● **BRIEF**
Whenever a line below holds the word "Osborne", copy that line.
---------------
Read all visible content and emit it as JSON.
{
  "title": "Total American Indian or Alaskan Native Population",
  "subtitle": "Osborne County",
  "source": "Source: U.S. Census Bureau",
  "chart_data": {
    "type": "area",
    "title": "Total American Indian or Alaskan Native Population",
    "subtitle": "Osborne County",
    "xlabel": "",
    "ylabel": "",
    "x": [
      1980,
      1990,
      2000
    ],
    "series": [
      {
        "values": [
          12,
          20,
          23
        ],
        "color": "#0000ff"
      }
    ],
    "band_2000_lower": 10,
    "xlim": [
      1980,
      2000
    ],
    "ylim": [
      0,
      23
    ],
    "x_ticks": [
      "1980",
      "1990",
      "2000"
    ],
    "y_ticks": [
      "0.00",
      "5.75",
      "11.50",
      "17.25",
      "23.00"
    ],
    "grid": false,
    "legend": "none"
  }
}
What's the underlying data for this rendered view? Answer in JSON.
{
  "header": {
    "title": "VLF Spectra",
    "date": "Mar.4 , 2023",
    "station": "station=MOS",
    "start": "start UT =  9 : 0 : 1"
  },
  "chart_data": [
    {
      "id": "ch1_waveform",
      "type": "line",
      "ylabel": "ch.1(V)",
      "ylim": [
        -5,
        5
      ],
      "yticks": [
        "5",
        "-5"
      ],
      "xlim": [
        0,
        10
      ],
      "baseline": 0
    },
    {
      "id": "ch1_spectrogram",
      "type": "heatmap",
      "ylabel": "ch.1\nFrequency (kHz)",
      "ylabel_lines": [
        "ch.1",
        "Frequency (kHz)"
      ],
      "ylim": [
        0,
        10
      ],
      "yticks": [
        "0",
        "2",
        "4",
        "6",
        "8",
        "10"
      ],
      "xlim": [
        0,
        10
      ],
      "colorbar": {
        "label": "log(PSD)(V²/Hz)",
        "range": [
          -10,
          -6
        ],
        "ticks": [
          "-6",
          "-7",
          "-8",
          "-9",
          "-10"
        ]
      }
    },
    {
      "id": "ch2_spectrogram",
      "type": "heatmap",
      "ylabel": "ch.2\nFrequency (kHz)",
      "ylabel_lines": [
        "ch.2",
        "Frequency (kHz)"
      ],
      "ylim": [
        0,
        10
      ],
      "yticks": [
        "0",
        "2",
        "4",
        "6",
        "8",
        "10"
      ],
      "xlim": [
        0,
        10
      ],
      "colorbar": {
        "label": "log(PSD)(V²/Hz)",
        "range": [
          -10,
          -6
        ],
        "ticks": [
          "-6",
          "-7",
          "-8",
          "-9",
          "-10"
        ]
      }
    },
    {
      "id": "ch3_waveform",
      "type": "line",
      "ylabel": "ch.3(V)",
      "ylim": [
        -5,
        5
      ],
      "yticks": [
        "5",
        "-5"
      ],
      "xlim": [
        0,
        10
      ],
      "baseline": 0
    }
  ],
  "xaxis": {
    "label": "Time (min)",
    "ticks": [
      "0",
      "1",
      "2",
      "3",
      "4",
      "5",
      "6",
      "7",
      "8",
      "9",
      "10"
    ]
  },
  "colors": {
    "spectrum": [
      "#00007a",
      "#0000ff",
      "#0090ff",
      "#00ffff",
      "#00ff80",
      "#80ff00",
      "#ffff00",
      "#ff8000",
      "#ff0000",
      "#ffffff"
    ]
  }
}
---------------
● **OUTPUT**
  "subtitle": "Osborne County",
    "subtitle": "Osborne County",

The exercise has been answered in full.